Work to be completed »
Among the lines below, count those containing the word "title". Give the number only.

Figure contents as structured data
************
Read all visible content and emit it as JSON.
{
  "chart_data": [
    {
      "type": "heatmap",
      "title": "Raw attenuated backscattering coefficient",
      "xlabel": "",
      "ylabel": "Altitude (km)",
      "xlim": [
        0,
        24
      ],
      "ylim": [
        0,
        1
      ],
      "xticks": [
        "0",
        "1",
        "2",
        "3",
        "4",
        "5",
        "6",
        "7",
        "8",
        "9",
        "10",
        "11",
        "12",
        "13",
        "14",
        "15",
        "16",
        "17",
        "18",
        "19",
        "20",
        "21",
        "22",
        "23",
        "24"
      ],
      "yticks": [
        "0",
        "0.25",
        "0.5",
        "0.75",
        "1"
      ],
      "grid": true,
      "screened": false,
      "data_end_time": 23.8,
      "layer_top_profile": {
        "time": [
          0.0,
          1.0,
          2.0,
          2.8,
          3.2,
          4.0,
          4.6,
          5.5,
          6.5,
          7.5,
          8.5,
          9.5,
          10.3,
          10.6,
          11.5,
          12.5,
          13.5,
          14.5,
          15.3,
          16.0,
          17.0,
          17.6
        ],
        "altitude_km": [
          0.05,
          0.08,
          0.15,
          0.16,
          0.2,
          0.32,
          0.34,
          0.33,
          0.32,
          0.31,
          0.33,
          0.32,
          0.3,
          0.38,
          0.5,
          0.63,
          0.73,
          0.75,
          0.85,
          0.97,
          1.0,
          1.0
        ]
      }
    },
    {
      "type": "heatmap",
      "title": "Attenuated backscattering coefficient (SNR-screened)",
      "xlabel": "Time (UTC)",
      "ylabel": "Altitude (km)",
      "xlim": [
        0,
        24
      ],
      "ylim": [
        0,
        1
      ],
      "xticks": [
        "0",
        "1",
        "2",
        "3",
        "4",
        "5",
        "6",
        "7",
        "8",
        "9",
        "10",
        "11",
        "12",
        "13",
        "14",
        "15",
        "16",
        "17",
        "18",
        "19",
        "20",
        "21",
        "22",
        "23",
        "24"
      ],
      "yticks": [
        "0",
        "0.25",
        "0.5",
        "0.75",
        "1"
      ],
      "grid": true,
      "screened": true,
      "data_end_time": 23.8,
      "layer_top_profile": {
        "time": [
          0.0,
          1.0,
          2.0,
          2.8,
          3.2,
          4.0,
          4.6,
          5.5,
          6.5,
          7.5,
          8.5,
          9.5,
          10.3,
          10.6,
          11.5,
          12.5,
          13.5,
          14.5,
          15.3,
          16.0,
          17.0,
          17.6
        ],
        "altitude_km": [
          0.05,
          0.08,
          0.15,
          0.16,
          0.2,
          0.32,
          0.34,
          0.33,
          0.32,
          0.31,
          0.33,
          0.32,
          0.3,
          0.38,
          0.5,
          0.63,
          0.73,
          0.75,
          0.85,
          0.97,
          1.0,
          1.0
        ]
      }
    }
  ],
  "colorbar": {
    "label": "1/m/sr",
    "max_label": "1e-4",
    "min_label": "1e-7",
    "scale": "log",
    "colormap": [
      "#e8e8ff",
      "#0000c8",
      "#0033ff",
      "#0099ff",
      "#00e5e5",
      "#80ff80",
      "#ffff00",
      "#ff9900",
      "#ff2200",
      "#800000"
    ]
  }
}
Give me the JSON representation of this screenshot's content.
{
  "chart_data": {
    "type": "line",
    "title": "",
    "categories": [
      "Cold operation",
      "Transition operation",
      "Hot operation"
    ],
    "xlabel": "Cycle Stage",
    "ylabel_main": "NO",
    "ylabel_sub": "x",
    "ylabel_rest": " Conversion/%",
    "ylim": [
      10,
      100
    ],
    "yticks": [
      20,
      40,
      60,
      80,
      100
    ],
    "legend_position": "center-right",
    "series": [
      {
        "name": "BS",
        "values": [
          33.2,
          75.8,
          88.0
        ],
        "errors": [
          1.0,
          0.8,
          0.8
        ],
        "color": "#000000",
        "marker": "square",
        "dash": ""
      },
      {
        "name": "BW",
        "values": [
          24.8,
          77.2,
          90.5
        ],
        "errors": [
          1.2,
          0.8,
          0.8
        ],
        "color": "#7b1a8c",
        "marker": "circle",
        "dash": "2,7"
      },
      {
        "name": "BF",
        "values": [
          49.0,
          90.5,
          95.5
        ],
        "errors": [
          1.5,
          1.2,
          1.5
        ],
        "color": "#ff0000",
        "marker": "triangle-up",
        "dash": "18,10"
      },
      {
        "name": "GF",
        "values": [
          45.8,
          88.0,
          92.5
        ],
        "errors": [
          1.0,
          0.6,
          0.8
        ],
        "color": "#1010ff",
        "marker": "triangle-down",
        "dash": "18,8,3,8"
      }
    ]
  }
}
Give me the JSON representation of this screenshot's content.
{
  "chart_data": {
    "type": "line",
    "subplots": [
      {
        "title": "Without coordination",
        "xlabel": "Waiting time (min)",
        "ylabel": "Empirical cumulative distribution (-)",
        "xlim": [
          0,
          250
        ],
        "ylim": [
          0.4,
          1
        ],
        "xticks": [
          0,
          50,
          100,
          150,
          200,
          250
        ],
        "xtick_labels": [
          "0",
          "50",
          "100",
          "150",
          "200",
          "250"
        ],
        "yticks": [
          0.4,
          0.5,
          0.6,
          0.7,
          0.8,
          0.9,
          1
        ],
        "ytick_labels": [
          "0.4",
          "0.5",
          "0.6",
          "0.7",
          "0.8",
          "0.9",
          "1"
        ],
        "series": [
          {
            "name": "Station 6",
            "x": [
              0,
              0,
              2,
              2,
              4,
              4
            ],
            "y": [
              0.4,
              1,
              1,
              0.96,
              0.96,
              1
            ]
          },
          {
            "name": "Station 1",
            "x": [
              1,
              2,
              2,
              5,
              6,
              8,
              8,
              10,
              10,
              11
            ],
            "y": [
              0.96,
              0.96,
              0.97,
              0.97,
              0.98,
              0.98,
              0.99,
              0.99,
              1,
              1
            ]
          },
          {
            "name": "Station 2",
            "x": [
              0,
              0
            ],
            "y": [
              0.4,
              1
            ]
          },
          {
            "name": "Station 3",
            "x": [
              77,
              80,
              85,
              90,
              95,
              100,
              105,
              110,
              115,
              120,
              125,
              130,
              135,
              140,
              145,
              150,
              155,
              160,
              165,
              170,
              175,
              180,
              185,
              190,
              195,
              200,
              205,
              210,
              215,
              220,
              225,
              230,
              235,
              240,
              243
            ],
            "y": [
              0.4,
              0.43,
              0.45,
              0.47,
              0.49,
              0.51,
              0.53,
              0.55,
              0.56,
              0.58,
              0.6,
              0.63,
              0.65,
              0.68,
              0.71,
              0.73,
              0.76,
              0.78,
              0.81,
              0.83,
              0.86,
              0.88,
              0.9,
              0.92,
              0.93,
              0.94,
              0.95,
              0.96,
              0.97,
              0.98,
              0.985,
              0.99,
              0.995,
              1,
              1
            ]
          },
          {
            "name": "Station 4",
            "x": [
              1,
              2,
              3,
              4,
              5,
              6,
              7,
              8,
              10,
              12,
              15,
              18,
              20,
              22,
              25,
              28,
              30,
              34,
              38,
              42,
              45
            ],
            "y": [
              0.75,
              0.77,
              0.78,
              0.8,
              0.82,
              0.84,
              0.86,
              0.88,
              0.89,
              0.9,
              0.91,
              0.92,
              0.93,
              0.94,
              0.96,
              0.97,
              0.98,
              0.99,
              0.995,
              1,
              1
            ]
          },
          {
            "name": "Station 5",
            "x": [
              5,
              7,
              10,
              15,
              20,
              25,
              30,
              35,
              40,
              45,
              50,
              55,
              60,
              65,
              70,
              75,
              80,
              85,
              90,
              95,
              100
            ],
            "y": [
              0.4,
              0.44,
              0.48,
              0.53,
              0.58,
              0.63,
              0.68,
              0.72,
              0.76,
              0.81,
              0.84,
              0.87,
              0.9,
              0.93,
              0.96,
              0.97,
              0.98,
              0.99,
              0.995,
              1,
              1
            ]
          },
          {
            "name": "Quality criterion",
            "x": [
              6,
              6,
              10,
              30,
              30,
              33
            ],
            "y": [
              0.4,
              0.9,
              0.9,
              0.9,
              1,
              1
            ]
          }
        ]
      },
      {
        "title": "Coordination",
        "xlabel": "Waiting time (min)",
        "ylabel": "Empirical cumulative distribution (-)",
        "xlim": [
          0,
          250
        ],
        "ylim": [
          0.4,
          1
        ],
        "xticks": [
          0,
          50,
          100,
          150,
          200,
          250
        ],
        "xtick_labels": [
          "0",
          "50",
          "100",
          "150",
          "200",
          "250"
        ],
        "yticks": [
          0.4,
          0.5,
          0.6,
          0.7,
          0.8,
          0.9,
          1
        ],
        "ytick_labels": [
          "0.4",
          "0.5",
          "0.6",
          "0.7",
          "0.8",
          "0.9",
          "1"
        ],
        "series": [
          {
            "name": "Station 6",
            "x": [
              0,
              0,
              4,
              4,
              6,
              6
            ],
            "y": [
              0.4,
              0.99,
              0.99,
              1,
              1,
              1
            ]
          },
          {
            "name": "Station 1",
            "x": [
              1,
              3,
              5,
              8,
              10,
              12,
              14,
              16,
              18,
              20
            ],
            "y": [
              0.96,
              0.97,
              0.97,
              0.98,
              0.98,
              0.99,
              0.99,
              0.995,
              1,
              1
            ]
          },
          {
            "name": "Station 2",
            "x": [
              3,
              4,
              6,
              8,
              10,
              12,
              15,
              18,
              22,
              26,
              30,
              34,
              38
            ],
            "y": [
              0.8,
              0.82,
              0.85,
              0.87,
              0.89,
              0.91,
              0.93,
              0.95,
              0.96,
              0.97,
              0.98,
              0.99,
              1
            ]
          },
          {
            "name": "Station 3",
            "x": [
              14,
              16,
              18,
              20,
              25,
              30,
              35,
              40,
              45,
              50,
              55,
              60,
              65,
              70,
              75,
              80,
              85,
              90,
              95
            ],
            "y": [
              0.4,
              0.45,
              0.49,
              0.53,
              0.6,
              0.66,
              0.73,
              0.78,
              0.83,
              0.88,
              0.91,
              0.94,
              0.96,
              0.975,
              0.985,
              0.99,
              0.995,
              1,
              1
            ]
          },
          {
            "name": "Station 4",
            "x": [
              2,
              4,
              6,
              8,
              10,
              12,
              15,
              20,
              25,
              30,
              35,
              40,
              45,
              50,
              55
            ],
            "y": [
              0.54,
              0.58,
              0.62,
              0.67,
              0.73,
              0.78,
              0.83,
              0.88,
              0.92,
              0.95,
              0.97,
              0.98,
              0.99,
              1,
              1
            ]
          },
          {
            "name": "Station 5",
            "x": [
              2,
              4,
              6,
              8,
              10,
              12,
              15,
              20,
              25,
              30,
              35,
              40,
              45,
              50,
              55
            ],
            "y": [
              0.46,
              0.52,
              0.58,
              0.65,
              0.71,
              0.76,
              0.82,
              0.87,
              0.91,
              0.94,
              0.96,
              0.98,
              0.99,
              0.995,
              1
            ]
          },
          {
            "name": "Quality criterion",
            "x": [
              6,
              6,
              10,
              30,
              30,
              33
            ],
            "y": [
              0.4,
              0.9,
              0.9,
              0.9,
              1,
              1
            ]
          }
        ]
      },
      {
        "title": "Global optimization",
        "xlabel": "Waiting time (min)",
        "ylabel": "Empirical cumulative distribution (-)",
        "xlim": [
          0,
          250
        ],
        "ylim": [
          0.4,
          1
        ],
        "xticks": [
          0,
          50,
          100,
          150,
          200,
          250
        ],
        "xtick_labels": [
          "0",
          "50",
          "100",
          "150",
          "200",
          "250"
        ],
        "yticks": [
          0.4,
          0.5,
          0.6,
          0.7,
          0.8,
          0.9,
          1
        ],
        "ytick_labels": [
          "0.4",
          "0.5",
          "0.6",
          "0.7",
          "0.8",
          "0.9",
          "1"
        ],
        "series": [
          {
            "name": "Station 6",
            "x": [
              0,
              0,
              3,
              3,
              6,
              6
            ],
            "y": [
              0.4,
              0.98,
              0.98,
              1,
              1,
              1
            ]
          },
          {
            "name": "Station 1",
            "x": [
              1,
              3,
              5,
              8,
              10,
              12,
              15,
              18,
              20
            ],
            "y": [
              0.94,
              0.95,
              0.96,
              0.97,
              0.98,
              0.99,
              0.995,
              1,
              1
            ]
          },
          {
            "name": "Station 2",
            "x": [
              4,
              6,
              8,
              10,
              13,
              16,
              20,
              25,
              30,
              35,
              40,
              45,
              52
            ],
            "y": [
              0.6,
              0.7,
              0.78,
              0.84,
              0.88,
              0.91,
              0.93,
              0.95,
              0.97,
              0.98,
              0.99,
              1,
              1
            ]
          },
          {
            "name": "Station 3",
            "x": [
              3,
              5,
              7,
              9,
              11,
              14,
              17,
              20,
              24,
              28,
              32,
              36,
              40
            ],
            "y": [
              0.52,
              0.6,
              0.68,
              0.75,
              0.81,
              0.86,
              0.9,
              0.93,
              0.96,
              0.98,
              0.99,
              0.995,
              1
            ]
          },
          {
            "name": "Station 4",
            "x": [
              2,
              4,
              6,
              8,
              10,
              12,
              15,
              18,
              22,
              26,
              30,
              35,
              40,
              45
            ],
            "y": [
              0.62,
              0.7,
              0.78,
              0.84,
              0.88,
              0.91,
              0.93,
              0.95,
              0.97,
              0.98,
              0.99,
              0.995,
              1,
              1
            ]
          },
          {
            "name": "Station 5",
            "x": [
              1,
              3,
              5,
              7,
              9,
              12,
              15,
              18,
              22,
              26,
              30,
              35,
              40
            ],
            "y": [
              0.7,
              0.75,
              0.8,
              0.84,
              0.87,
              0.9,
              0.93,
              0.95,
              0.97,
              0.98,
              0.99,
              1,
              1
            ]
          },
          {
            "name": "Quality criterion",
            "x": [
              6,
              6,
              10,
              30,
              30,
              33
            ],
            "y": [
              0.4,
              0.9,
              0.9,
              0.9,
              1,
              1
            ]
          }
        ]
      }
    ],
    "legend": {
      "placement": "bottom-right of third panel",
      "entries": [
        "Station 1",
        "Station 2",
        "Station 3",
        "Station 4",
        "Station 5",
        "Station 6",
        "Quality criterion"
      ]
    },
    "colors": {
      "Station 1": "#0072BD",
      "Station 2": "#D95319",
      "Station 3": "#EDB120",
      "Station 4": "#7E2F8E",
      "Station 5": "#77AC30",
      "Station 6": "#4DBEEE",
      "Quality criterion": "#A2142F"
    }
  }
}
************
Solution »
6